-- REQUEST --
Pick out the lines in the listing below that contain the word "than" and copy them.
--- --- ---
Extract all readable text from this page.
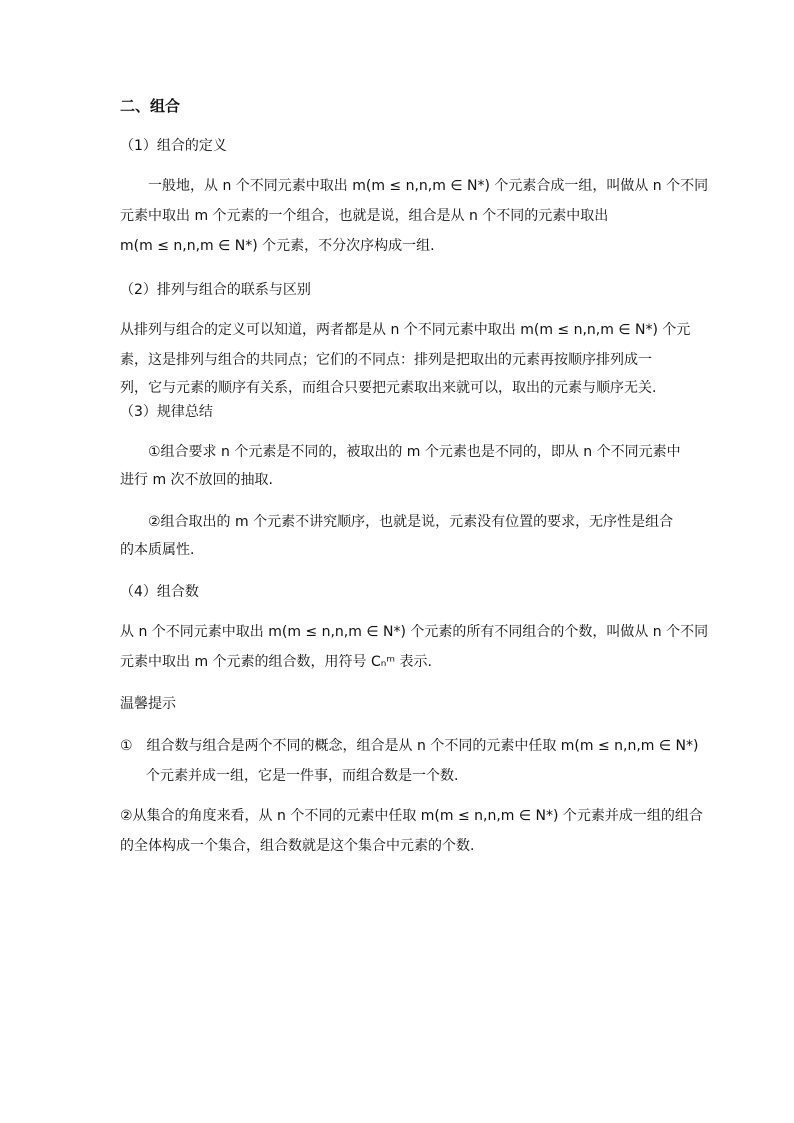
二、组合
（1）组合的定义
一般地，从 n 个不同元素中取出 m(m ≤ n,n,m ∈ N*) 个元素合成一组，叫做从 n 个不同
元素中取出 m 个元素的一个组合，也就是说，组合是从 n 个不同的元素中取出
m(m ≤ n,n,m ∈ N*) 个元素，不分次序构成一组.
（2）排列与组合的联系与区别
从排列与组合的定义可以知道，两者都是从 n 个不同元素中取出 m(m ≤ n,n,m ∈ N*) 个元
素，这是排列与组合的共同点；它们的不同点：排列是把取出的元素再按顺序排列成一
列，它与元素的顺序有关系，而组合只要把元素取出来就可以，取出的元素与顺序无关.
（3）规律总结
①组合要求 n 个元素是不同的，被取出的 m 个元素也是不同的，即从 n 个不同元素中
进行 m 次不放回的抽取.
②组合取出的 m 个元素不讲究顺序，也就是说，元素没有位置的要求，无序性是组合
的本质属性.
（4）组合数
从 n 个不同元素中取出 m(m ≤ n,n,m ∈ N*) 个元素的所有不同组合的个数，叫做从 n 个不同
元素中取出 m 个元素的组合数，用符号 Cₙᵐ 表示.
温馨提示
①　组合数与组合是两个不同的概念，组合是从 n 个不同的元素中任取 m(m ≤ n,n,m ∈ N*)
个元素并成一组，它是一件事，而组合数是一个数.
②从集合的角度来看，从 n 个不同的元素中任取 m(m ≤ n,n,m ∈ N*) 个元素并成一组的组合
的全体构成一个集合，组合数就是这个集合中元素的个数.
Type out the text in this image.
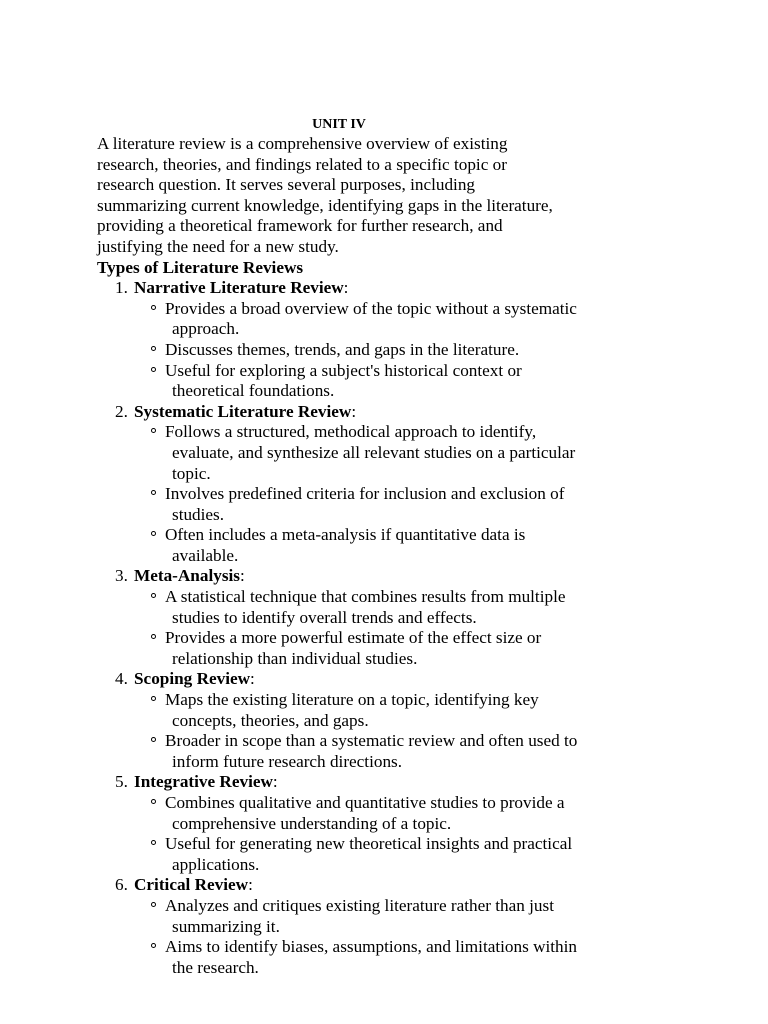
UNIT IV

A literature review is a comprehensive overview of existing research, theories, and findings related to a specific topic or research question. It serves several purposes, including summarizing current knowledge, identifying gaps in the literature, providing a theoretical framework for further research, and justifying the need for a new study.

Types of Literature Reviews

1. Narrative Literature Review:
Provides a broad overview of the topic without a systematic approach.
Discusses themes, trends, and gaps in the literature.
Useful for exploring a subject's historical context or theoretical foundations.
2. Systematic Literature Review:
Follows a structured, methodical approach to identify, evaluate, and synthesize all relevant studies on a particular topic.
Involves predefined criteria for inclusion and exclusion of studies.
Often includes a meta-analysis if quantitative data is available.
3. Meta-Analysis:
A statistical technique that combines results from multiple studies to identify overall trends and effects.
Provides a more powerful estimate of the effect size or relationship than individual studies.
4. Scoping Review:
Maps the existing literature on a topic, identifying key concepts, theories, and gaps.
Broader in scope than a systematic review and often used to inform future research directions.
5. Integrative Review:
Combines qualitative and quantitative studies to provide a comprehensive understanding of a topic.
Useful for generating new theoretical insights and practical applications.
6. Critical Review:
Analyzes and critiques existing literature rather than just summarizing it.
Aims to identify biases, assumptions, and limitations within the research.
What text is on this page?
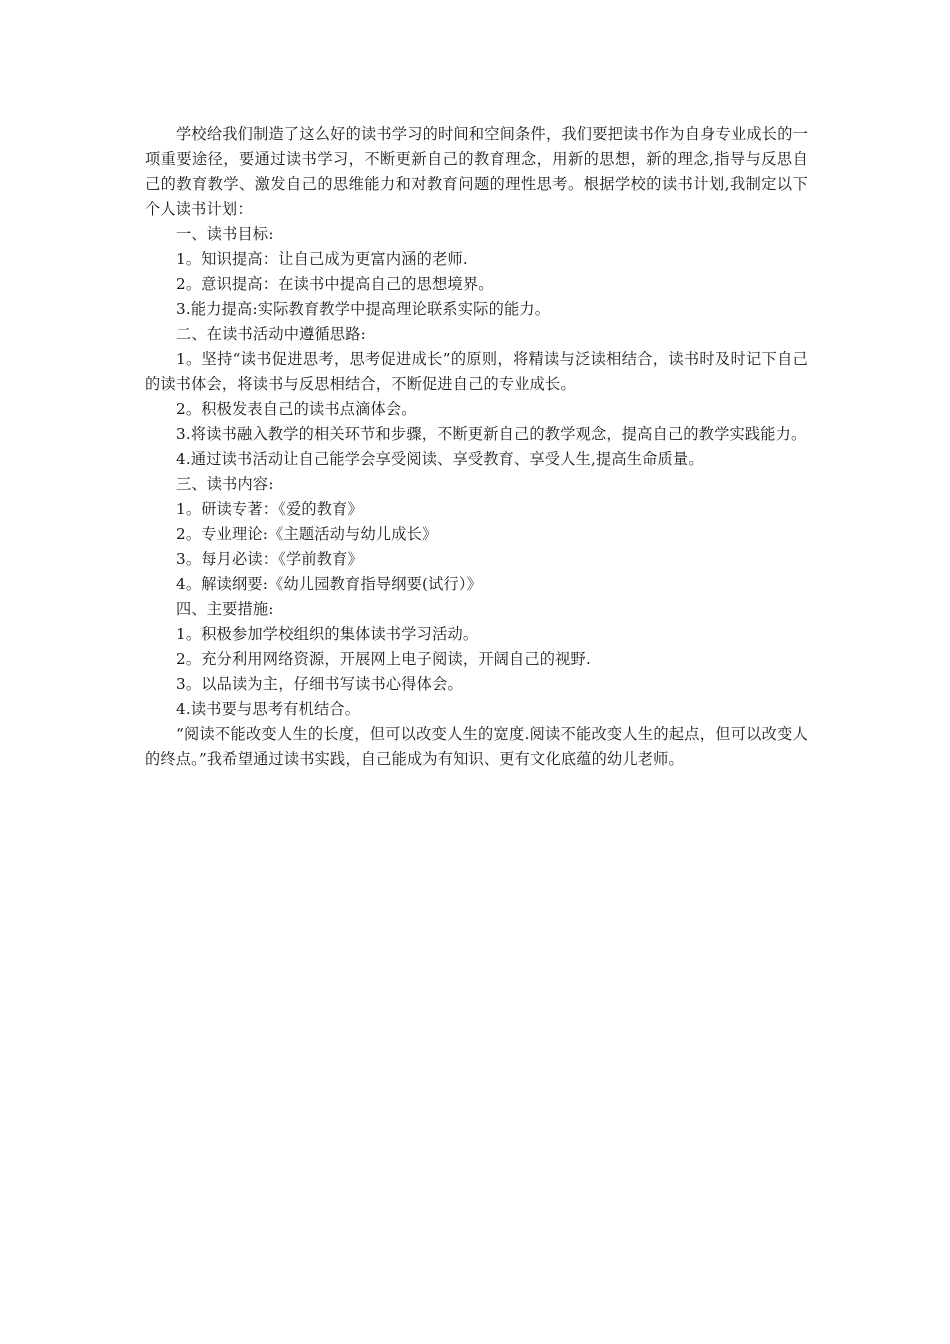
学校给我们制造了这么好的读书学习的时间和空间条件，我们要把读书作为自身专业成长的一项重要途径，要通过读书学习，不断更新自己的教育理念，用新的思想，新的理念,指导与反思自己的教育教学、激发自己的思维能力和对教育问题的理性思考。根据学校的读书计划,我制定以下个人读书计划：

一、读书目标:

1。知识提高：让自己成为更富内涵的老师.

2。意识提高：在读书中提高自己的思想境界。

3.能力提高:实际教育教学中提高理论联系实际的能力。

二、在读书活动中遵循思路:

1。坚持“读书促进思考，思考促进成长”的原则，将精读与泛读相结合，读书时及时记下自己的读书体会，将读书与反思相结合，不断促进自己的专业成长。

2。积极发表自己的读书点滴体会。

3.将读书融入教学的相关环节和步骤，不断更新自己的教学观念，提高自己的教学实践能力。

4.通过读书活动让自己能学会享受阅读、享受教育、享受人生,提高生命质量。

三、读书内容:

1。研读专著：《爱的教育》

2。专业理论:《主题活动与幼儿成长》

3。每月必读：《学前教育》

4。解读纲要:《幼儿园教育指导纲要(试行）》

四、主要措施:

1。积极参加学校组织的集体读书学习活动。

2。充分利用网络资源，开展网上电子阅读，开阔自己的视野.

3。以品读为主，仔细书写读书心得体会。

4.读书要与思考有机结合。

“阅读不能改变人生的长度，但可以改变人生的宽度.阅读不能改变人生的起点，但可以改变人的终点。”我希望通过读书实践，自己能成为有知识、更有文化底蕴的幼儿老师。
--- --- ---
-- OUTPUT OF THE TASK --
Provides a more powerful estimate of the effect size or relationship than individual studies.
Broader in scope than a systematic review and often used to inform future research directions.
Analyzes and critiques existing literature rather than just summarizing it.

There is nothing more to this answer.